Could you transcribe the material below exactly, without leaving out a single line?

-------- Data extract

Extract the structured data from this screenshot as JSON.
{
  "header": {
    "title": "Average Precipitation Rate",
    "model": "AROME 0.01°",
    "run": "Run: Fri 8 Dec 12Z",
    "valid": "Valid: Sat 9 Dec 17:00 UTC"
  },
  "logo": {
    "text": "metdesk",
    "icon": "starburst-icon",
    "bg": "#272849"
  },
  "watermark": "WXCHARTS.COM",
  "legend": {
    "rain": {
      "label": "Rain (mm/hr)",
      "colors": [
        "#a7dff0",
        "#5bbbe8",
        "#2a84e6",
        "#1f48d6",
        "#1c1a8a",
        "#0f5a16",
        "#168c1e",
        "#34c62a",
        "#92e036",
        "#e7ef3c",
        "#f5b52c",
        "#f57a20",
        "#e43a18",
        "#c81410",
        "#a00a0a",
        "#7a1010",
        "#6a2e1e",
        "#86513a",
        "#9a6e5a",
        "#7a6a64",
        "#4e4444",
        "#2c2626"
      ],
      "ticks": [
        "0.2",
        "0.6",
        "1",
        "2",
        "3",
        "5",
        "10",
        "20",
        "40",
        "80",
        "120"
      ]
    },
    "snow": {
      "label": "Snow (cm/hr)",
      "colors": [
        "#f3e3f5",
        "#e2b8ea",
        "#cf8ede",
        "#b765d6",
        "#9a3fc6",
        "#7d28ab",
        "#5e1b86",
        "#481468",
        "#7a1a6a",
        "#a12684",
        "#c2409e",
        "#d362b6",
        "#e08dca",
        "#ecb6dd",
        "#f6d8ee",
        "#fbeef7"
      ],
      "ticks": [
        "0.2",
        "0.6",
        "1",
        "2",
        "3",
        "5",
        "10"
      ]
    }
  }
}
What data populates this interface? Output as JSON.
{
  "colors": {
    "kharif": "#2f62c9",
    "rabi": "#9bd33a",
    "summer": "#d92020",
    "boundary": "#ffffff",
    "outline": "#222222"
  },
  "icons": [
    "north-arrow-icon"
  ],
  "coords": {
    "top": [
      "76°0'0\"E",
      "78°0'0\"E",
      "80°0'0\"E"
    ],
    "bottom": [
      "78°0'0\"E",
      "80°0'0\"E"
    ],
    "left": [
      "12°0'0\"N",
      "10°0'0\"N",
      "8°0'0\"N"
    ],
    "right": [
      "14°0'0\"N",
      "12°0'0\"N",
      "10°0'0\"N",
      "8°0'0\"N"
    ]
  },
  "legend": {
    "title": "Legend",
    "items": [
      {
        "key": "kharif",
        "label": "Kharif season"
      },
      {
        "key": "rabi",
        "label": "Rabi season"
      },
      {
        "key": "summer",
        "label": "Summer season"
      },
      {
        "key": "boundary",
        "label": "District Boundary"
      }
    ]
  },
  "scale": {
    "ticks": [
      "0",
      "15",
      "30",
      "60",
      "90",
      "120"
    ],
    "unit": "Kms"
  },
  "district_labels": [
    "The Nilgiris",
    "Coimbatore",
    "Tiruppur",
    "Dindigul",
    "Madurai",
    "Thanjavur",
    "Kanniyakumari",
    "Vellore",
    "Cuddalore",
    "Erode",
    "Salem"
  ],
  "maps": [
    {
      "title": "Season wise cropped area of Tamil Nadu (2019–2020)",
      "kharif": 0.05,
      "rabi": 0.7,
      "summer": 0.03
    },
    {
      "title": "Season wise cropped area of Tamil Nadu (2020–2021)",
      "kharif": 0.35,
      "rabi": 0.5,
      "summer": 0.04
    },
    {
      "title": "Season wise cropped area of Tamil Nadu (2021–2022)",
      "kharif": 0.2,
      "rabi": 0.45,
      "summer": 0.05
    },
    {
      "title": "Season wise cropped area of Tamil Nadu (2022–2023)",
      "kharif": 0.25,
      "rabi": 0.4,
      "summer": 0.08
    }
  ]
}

----------------

Written response:
Extract the structured data from this screenshot as JSON.
{
  "header": {
    "title": "Average Precipitation Rate",
    "model": "AROME 0.01°",
    "run": "Run: Fri 8 Dec 12Z",
    "valid": "Valid: Sat 9 Dec 17:00 UTC"
  },
  "logo": {
    "text": "metdesk",
    "icon": "starburst-icon",
    "bg": "#272849"
  },
  "watermark": "WXCHARTS.COM",
  "legend": {
    "rain": {
      "label": "Rain (mm/hr)",
      "colors": [
        "#a7dff0",
        "#5bbbe8",
        "#2a84e6",
        "#1f48d6",
        "#1c1a8a",
        "#0f5a16",
        "#168c1e",
        "#34c62a",
        "#92e036",
        "#e7ef3c",
        "#f5b52c",
        "#f57a20",
        "#e43a18",
        "#c81410",
        "#a00a0a",
        "#7a1010",
        "#6a2e1e",
        "#86513a",
        "#9a6e5a",
        "#7a6a64",
        "#4e4444",
        "#2c2626"
      ],
      "ticks": [
        "0.2",
        "0.6",
        "1",
        "2",
        "3",
        "5",
        "10",
        "20",
        "40",
        "80",
        "120"
      ]
    },
    "snow": {
      "label": "Snow (cm/hr)",
      "colors": [
        "#f3e3f5",
        "#e2b8ea",
        "#cf8ede",
        "#b765d6",
        "#9a3fc6",
        "#7d28ab",
        "#5e1b86",
        "#481468",
        "#7a1a6a",
        "#a12684",
        "#c2409e",
        "#d362b6",
        "#e08dca",
        "#ecb6dd",
        "#f6d8ee",
        "#fbeef7"
      ],
      "ticks": [
        "0.2",
        "0.6",
        "1",
        "2",
        "3",
        "5",
        "10"
      ]
    }
  }
}
What data populates this interface? Output as JSON.
{
  "colors": {
    "kharif": "#2f62c9",
    "rabi": "#9bd33a",
    "summer": "#d92020",
    "boundary": "#ffffff",
    "outline": "#222222"
  },
  "icons": [
    "north-arrow-icon"
  ],
  "coords": {
    "top": [
      "76°0'0\"E",
      "78°0'0\"E",
      "80°0'0\"E"
    ],
    "bottom": [
      "78°0'0\"E",
      "80°0'0\"E"
    ],
    "left": [
      "12°0'0\"N",
      "10°0'0\"N",
      "8°0'0\"N"
    ],
    "right": [
      "14°0'0\"N",
      "12°0'0\"N",
      "10°0'0\"N",
      "8°0'0\"N"
    ]
  },
  "legend": {
    "title": "Legend",
    "items": [
      {
        "key": "kharif",
        "label": "Kharif season"
      },
      {
        "key": "rabi",
        "label": "Rabi season"
      },
      {
        "key": "summer",
        "label": "Summer season"
      },
      {
        "key": "boundary",
        "label": "District Boundary"
      }
    ]
  },
  "scale": {
    "ticks": [
      "0",
      "15",
      "30",
      "60",
      "90",
      "120"
    ],
    "unit": "Kms"
  },
  "district_labels": [
    "The Nilgiris",
    "Coimbatore",
    "Tiruppur",
    "Dindigul",
    "Madurai",
    "Thanjavur",
    "Kanniyakumari",
    "Vellore",
    "Cuddalore",
    "Erode",
    "Salem"
  ],
  "maps": [
    {
      "title": "Season wise cropped area of Tamil Nadu (2019–2020)",
      "kharif": 0.05,
      "rabi": 0.7,
      "summer": 0.03
    },
    {
      "title": "Season wise cropped area of Tamil Nadu (2020–2021)",
      "kharif": 0.35,
      "rabi": 0.5,
      "summer": 0.04
    },
    {
      "title": "Season wise cropped area of Tamil Nadu (2021–2022)",
      "kharif": 0.2,
      "rabi": 0.45,
      "summer": 0.05
    },
    {
      "title": "Season wise cropped area of Tamil Nadu (2022–2023)",
      "kharif": 0.25,
      "rabi": 0.4,
      "summer": 0.08
    }
  ]
}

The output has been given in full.